(EXERCISE INSTRUCTIONS) From the listing below, select every line where the word "socket" appears.

start DATA SHOWN

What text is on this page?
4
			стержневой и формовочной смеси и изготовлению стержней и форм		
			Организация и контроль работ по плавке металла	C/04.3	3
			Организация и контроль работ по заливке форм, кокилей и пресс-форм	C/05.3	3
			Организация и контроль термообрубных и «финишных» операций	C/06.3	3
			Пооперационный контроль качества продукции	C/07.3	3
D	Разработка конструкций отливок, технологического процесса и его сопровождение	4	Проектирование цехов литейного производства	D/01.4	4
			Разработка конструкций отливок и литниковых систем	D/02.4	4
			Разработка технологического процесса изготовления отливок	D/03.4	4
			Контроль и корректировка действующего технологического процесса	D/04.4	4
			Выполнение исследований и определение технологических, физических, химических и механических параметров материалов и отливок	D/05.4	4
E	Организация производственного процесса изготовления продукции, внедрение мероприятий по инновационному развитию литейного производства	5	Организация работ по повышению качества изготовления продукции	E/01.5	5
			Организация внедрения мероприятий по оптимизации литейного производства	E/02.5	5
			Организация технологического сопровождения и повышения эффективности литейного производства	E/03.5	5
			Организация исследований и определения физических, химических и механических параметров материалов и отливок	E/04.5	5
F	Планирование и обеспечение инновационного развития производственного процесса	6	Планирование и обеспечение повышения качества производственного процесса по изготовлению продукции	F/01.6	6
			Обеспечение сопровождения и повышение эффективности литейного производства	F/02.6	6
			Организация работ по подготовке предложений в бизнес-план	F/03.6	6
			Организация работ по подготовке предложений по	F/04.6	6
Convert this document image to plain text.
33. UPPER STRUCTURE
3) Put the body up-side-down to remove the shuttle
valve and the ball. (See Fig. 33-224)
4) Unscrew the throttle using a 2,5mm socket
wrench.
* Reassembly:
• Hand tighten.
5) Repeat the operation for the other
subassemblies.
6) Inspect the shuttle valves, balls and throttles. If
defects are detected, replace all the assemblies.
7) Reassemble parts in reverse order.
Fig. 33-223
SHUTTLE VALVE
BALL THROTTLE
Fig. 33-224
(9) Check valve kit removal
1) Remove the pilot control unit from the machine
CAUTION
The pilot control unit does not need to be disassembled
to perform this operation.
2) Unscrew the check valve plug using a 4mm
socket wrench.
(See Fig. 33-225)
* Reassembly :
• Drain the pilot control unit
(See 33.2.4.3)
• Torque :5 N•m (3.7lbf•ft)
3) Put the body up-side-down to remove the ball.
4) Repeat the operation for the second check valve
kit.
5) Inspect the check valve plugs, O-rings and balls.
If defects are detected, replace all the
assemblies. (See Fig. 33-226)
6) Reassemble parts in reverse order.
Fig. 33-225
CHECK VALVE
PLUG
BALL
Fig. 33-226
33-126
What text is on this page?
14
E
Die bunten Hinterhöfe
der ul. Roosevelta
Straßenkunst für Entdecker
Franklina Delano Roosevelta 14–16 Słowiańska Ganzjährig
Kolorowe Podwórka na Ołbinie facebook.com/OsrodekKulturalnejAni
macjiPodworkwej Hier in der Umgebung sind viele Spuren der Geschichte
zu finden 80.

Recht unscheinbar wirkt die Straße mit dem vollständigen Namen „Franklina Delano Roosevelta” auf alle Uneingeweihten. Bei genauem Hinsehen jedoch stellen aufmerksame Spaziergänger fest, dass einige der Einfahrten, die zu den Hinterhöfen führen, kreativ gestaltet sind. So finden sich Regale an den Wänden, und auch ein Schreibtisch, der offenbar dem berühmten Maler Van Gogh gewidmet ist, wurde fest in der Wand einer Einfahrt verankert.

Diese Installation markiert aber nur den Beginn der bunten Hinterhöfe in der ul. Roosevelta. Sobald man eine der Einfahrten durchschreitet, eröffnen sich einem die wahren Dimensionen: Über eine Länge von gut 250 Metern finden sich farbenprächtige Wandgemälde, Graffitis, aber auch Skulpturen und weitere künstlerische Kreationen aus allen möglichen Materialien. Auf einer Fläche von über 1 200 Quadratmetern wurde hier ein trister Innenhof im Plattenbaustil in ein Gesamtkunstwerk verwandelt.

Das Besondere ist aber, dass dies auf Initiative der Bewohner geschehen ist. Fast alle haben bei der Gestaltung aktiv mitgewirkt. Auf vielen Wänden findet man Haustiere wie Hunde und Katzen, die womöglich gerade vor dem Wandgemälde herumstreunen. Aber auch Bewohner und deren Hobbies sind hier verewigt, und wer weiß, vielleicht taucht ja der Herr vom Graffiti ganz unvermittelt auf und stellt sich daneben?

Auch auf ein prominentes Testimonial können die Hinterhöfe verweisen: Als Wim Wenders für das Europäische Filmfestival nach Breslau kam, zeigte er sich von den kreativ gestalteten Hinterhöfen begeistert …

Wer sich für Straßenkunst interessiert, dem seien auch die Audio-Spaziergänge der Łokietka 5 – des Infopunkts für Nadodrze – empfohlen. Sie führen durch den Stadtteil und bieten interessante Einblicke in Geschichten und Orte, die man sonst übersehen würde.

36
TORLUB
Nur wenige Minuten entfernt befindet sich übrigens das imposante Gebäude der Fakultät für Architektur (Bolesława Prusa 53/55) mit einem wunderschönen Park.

end DATA SHOWN

(SOLUTION TO THE PROBLEM)
4) Unscrew the throttle using a 2,5mm socket
socket wrench.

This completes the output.